+++ Information shown +++

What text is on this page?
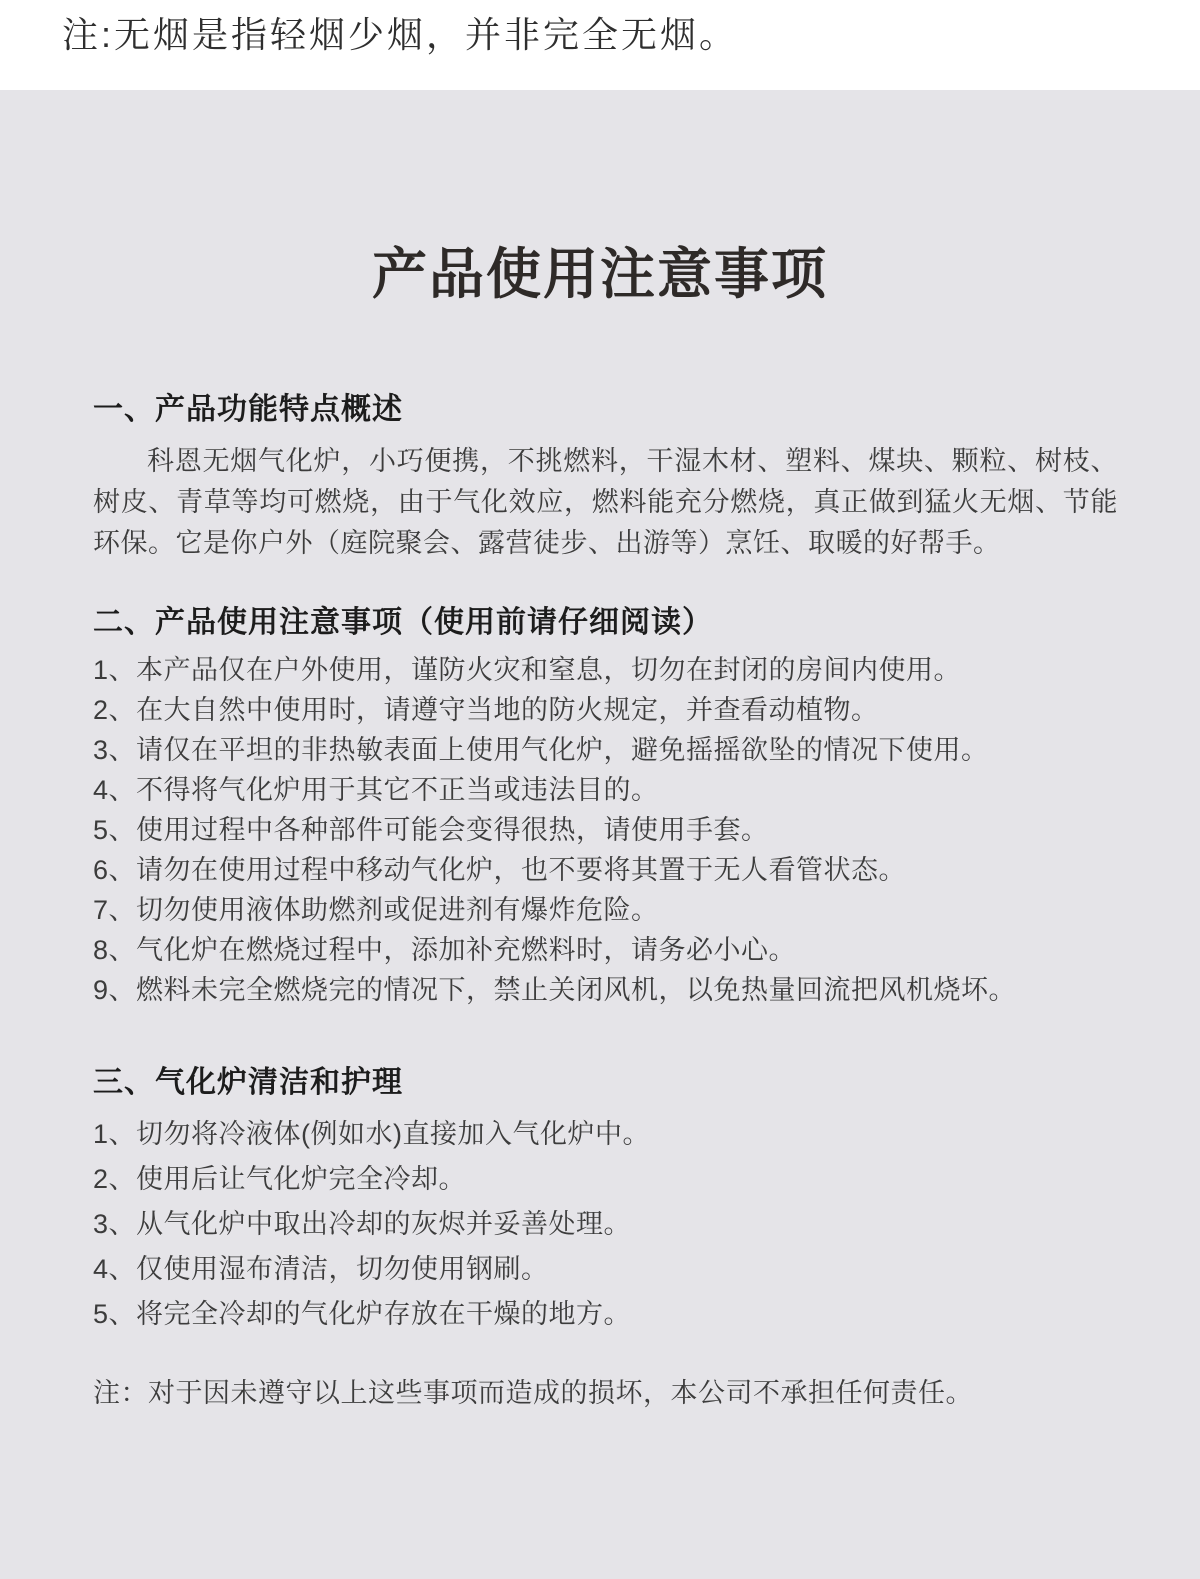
注:无烟是指轻烟少烟，并非完全无烟。
产品使用注意事项
一、产品功能特点概述

科恩无烟气化炉，小巧便携，不挑燃料，干湿木材、塑料、煤块、颗粒、树枝、树皮、青草等均可燃烧，由于气化效应，燃料能充分燃烧，真正做到猛火无烟、节能环保。它是你户外（庭院聚会、露营徒步、出游等）烹饪、取暖的好帮手。

二、产品使用注意事项（使用前请仔细阅读）
1、本产品仅在户外使用，谨防火灾和窒息，切勿在封闭的房间内使用。
2、在大自然中使用时，请遵守当地的防火规定，并查看动植物。
3、请仅在平坦的非热敏表面上使用气化炉，避免摇摇欲坠的情况下使用。
4、不得将气化炉用于其它不正当或违法目的。
5、使用过程中各种部件可能会变得很热，请使用手套。
6、请勿在使用过程中移动气化炉，也不要将其置于无人看管状态。
7、切勿使用液体助燃剂或促进剂有爆炸危险。
8、气化炉在燃烧过程中，添加补充燃料时，请务必小心。
9、燃料未完全燃烧完的情况下，禁止关闭风机，以免热量回流把风机烧坏。
三、气化炉清洁和护理
1、切勿将冷液体(例如水)直接加入气化炉中。
2、使用后让气化炉完全冷却。
3、从气化炉中取出冷却的灰烬并妥善处理。
4、仅使用湿布清洁，切勿使用钢刷。
5、将完全冷却的气化炉存放在干燥的地方。

注：对于因未遵守以上这些事项而造成的损坏，本公司不承担任何责任。
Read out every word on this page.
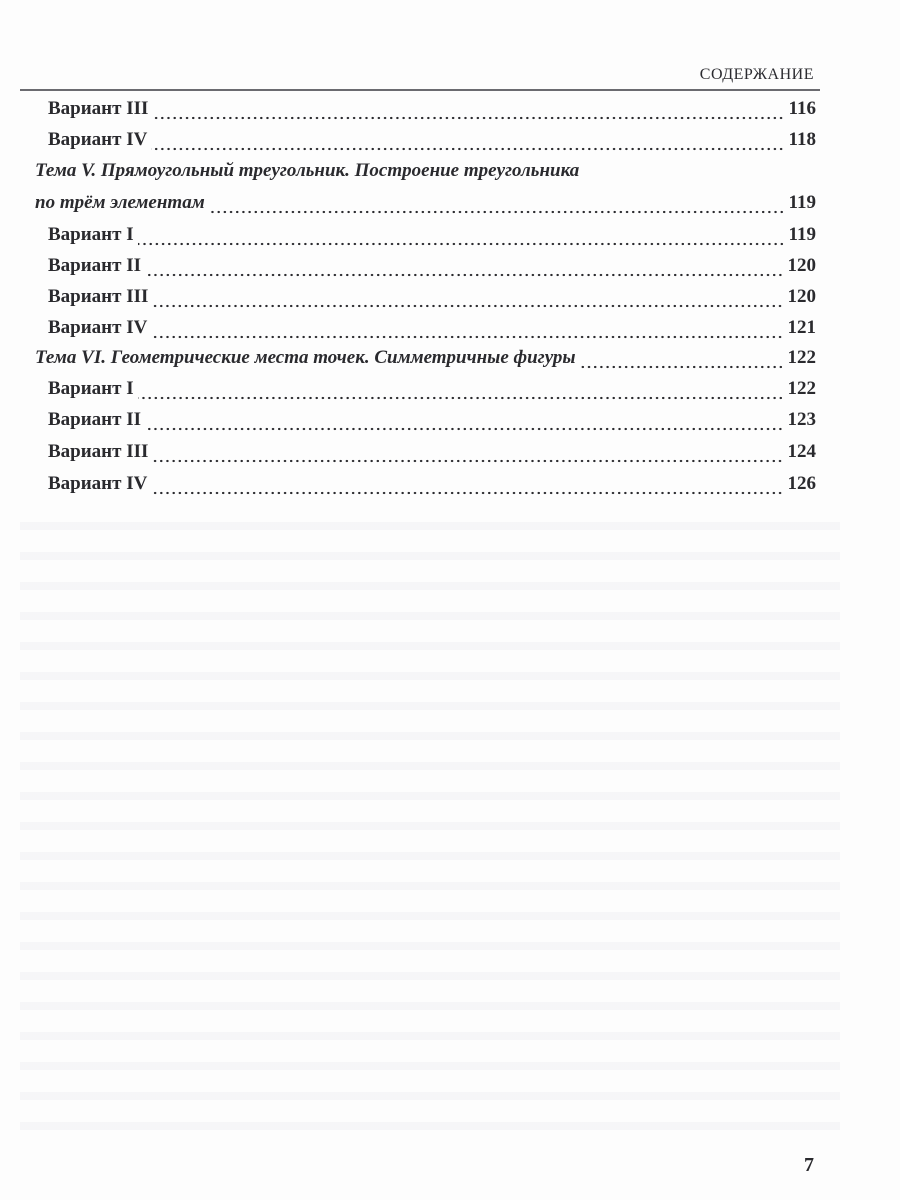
СОДЕРЖАНИЕ
Вариант III	116
Вариант IV	118
Тема V. Прямоугольный треугольник. Построение треугольника
по трём элементам	119
Вариант I	119
Вариант II	120
Вариант III	120
Вариант IV	121
Тема VI. Геометрические места точек. Симметричные фигуры	122
Вариант I	122
Вариант II	123
Вариант III	124
Вариант IV	126
7
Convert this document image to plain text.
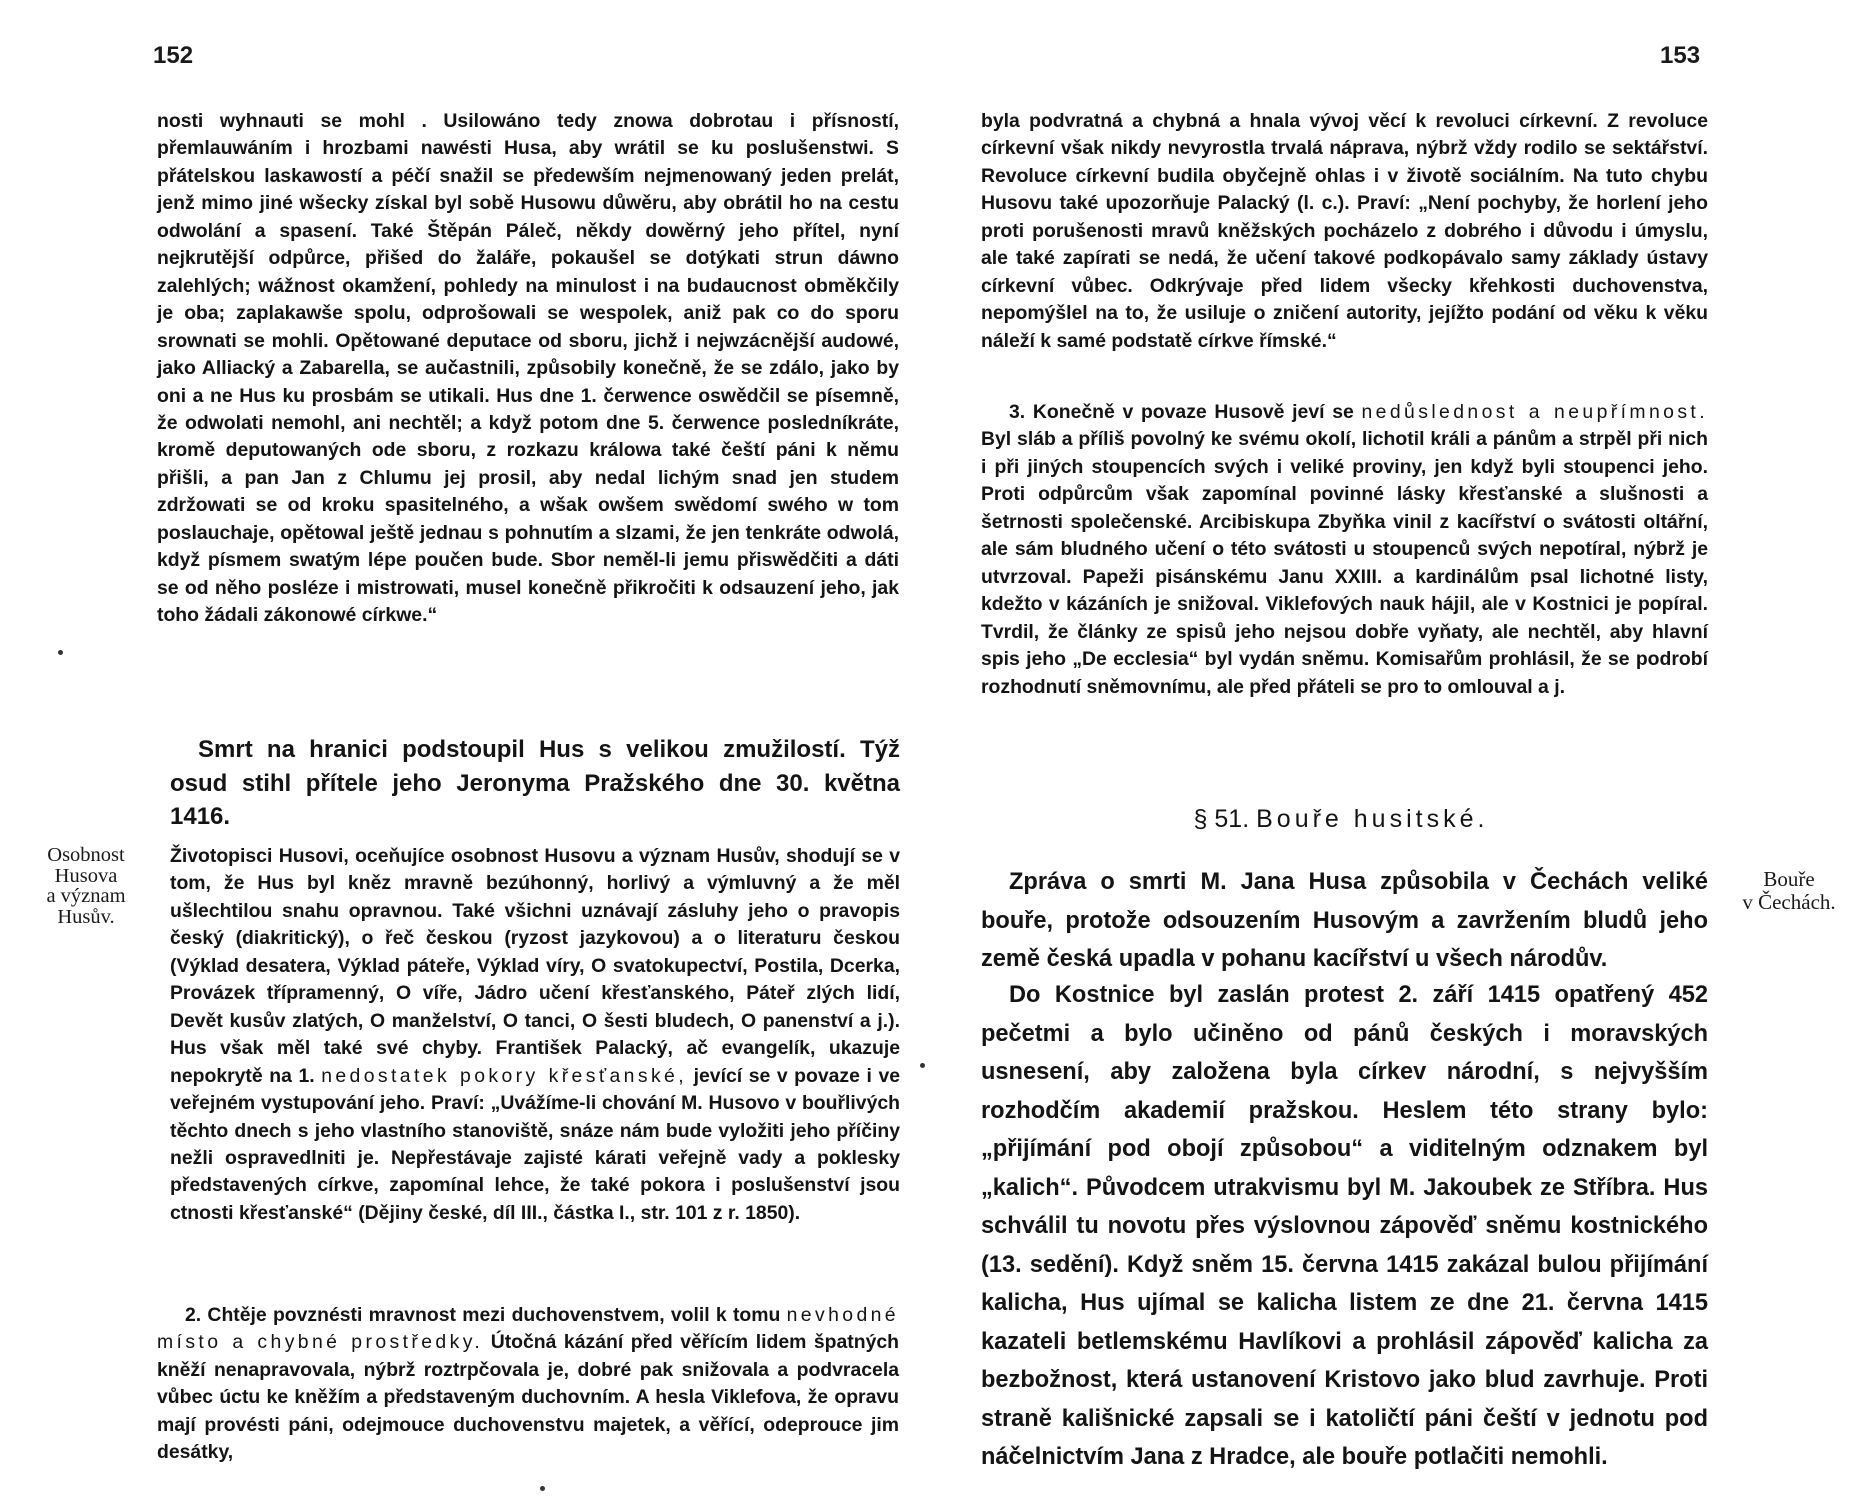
152
nosti wyhnauti se mohl . Usilowáno tedy znowa dobrotau i přísností, přemlauwáním i hrozbami nawésti Husa, aby wrátil se ku poslušenstwi. S přátelskou laskawostí a péčí snažil se předewším nejmenowaný jeden prelát, jenž mimo jiné wšecky získal byl sobě Husowu důwěru, aby obrátil ho na cestu odwolání a spasení. Také Štěpán Páleč, někdy dowěrný jeho přítel, nyní nejkrutější odpůrce, přišed do žaláře, pokaušel se dotýkati strun dáwno zalehlých; wážnost okamžení, pohledy na minulost i na budaucnost obměkčily je oba; zaplakawše spolu, odprošowali se wespolek, aniž pak co do sporu srownati se mohli. Opětowané deputace od sboru, jichž i nejwzácnější audowé, jako Alliacký a Zabarella, se aučastnili, způsobily konečně, že se zdálo, jako by oni a ne Hus ku prosbám se utikali. Hus dne 1. čerwence oswědčil se písemně, že odwolati nemohl, ani nechtěl; a když potom dne 5. čerwence posledníkráte, kromě deputowaných ode sboru, z rozkazu králowa také čeští páni k němu přišli, a pan Jan z Chlumu jej prosil, aby nedal lichým snad jen studem zdržowati se od kroku spasitelného, a wšak owšem swědomí swého w tom poslauchaje, opětowal ještě jednau s pohnutím a slzami, že jen tenkráte odwolá, když písmem swatým lépe poučen bude. Sbor neměl-li jemu přiswědčiti a dáti se od něho posléze i mistrowati, musel konečně přikročiti k odsauzení jeho, jak toho žádali zákonowé církwe.“
Smrt na hranici podstoupil Hus s velikou zmužilostí. Týž osud stihl přítele jeho Jeronyma Pražského dne 30. května 1416.
Osobnost
Husova
a význam
Husův.
Životopisci Husovi, oceňujíce osobnost Husovu a význam Husův, shodují se v tom, že Hus byl kněz mravně bezúhonný, horlivý a výmluvný a že měl ušlechtilou snahu opravnou. Také všichni uznávají zásluhy jeho o pravopis český (diakritický), o řeč českou (ryzost jazykovou) a o literaturu českou (Výklad desatera, Výklad páteře, Výklad víry, O svatokupectví, Postila, Dcerka, Provázek třípramenný, O víře, Jádro učení křesťanského, Páteř zlých lidí, Devět kusův zlatých, O manželství, O tanci, O šesti bludech, O panenství a j.). Hus však měl také své chyby. František Palacký, ač evangelík, ukazuje nepokrytě na 1. nedostatek pokory křesťanské, jevící se v povaze i ve veřejném vystupování jeho. Praví: „Uvážíme-li chování M. Husovo v bouřlivých těchto dnech s jeho vlastního stanoviště, snáze nám bude vyložiti jeho příčiny nežli ospravedlniti je. Nepřestávaje zajisté kárati veřejně vady a poklesky představených církve, zapomínal lehce, že také pokora i poslušenství jsou ctnosti křesťanské“ (Dějiny české, díl III., částka I., str. 101 z r. 1850).
2. Chtěje povznésti mravnost mezi duchovenstvem, volil k tomu nevhodné místo a chybné prostředky. Útočná kázání před věřícím lidem špatných kněží nenapravovala, nýbrž roztrpčovala je, dobré pak snižovala a podvracela vůbec úctu ke kněžím a představeným duchovním. A hesla Viklefova, že opravu mají provésti páni, odejmouce duchovenstvu majetek, a věřící, odeprouce jim desátky,
153
byla podvratná a chybná a hnala vývoj věcí k revoluci církevní. Z revoluce církevní však nikdy nevyrostla trvalá náprava, nýbrž vždy rodilo se sektářství. Revoluce církevní budila obyčejně ohlas i v životě sociálním. Na tuto chybu Husovu také upozorňuje Palacký (l. c.). Praví: „Není pochyby, že horlení jeho proti porušenosti mravů kněžských pocházelo z dobrého i důvodu i úmyslu, ale také zapírati se nedá, že učení takové podkopávalo samy základy ústavy církevní vůbec. Odkrývaje před lidem všecky křehkosti duchovenstva, nepomýšlel na to, že usiluje o zničení autority, jejížto podání od věku k věku náleží k samé podstatě církve římské.“
3. Konečně v povaze Husově jeví se nedůslednost a neupřímnost. Byl sláb a příliš povolný ke svému okolí, lichotil králi a pánům a strpěl při nich i při jiných stoupencích svých i veliké proviny, jen když byli stoupenci jeho. Proti odpůrcům však zapomínal povinné lásky křesťanské a slušnosti a šetrnosti společenské. Arcibiskupa Zbyňka vinil z kacířství o svátosti oltářní, ale sám bludného učení o této svátosti u stoupenců svých nepotíral, nýbrž je utvrzoval. Papeži pisánskému Janu XXIII. a kardinálům psal lichotné listy, kdežto v kázáních je snižoval. Viklefových nauk hájil, ale v Kostnici je popíral. Tvrdil, že články ze spisů jeho nejsou dobře vyňaty, ale nechtěl, aby hlavní spis jeho „De ecclesia“ byl vydán sněmu. Komisařům prohlásil, že se podrobí rozhodnutí sněmovnímu, ale před přáteli se pro to omlouval a j.
§ 51. Bouře husitské.
Zpráva o smrti M. Jana Husa způsobila v Čechách veliké bouře, protože odsouzením Husovým a zavržením bludů jeho země česká upadla v pohanu kacířství u všech národův.
Bouře
v Čechách.
Do Kostnice byl zaslán protest 2. září 1415 opatřený 452 pečetmi a bylo učiněno od pánů českých i moravských usnesení, aby založena byla církev národní, s nejvyšším rozhodčím akademií pražskou. Heslem této strany bylo: „přijímání pod obojí způsobou“ a viditelným odznakem byl „kalich“. Původcem utrakvismu byl M. Jakoubek ze Stříbra. Hus schválil tu novotu přes výslovnou zápověď sněmu kostnického (13. sedění). Když sněm 15. června 1415 zakázal bulou přijímání kalicha, Hus ujímal se kalicha listem ze dne 21. června 1415 kazateli betlemskému Havlíkovi a prohlásil zápověď kalicha za bezbožnost, která ustanovení Kristovo jako blud zavrhuje. Proti straně kališnické zapsali se i katoličtí páni čeští v jednotu pod náčelnictvím Jana z Hradce, ale bouře potlačiti nemohli.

+++

| Task directions |
Isolate the lines that hold the word "this" and copy all of them.

| The solution |
What text is on this page?
Read out every word on this page.
Convert this document image to plain text.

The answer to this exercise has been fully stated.